--- START DATA RECORDS ---

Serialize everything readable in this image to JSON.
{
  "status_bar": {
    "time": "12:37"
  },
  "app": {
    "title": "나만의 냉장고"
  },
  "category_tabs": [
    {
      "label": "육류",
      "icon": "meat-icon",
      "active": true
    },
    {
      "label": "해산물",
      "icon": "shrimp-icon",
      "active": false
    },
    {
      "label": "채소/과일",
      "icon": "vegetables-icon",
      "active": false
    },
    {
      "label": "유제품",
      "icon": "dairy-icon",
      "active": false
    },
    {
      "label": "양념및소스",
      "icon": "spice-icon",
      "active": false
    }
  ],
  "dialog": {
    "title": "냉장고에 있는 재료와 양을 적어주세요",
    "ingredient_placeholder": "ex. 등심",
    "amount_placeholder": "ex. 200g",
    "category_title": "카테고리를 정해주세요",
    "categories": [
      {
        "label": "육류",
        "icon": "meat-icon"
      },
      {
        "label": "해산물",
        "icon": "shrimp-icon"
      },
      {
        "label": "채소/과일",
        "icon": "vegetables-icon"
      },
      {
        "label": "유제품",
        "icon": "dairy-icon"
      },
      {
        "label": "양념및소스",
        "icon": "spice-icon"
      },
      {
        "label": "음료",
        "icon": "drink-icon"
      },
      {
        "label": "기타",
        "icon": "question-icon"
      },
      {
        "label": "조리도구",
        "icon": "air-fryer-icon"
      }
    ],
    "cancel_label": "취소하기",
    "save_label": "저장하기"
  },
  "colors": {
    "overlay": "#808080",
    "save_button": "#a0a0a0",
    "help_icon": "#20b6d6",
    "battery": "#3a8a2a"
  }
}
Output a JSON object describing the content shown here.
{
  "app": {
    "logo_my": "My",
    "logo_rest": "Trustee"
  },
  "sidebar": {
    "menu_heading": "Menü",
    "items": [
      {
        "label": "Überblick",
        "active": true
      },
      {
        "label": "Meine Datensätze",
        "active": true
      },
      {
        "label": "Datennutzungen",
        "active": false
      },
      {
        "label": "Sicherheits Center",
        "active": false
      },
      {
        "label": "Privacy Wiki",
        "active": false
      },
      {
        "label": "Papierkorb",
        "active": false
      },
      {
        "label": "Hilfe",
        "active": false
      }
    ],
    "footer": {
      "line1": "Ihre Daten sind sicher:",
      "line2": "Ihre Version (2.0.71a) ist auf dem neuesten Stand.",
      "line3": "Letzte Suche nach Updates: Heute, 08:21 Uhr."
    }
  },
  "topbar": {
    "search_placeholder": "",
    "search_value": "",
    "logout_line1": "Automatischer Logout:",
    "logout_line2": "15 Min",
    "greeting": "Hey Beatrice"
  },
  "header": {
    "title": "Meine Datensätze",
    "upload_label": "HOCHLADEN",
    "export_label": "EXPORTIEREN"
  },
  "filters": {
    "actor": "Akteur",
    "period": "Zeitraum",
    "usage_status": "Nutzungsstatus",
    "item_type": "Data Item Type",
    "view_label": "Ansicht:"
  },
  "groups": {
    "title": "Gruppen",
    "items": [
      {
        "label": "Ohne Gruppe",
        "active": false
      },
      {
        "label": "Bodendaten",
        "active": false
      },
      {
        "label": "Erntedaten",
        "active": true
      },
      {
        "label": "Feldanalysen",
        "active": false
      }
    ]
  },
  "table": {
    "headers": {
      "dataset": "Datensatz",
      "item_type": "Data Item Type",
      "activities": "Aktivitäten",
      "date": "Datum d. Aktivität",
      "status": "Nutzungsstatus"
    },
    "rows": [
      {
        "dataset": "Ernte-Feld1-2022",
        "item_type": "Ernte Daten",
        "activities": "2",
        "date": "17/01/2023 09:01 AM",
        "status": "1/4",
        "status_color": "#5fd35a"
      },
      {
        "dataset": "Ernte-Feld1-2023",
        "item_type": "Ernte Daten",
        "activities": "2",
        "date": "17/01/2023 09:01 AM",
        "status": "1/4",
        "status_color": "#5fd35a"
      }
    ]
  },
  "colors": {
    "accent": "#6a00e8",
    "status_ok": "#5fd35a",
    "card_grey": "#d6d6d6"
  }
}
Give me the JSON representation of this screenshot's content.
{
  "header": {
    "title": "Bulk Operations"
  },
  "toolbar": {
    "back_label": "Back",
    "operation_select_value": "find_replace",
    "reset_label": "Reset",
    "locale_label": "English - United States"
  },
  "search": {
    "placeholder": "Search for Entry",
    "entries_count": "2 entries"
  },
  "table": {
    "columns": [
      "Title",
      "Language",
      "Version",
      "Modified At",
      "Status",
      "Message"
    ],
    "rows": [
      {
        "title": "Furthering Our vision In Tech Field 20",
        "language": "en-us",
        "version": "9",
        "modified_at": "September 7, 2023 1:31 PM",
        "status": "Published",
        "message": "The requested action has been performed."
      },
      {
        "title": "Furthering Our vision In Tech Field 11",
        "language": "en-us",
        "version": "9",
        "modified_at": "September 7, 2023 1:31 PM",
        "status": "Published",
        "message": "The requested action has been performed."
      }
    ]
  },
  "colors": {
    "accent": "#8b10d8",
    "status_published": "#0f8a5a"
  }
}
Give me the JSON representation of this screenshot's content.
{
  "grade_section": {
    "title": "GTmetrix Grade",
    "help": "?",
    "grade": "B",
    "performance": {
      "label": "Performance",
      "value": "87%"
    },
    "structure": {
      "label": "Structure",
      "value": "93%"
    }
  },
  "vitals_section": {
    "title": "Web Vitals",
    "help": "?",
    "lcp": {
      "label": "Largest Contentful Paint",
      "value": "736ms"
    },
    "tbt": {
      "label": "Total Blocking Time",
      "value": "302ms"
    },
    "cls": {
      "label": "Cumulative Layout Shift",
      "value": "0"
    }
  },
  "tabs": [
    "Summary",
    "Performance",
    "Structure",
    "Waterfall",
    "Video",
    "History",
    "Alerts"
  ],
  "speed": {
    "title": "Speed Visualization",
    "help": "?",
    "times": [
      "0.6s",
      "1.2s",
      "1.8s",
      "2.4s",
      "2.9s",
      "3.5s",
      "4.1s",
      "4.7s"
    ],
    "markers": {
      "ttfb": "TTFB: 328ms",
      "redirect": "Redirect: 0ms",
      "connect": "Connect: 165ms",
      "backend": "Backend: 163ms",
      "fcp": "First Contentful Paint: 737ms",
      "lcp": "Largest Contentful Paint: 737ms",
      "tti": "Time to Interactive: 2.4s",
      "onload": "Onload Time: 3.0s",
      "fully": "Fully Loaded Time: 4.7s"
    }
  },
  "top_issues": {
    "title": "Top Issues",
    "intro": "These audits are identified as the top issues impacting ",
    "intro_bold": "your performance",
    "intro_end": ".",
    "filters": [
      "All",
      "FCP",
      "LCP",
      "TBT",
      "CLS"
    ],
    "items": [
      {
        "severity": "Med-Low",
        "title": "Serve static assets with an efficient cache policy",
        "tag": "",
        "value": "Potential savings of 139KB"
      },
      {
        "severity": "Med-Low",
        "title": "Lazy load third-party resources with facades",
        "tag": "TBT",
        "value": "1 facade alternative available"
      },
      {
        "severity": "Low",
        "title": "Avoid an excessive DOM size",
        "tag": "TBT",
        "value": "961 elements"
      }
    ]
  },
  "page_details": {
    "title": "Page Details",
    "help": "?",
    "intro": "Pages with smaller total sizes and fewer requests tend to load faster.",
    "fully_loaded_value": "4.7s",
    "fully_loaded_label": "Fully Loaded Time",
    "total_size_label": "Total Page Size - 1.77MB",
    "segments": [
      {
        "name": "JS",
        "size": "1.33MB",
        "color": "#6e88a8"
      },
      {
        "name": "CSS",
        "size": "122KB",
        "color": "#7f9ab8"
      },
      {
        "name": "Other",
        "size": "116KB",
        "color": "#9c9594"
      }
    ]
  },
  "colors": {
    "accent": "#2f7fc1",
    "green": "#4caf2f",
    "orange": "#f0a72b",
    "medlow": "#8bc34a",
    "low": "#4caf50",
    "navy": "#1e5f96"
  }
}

--- END DATA RECORDS ---

→ **TASK INSTRUCTIONS**
Copy out every line where the word "Ihre" occurs.

→ **COMPLETE RESPONSE**
      "line1": "Ihre Daten sind sicher:",
      "line2": "Ihre Version (2.0.71a) ist auf dem neuesten Stand.",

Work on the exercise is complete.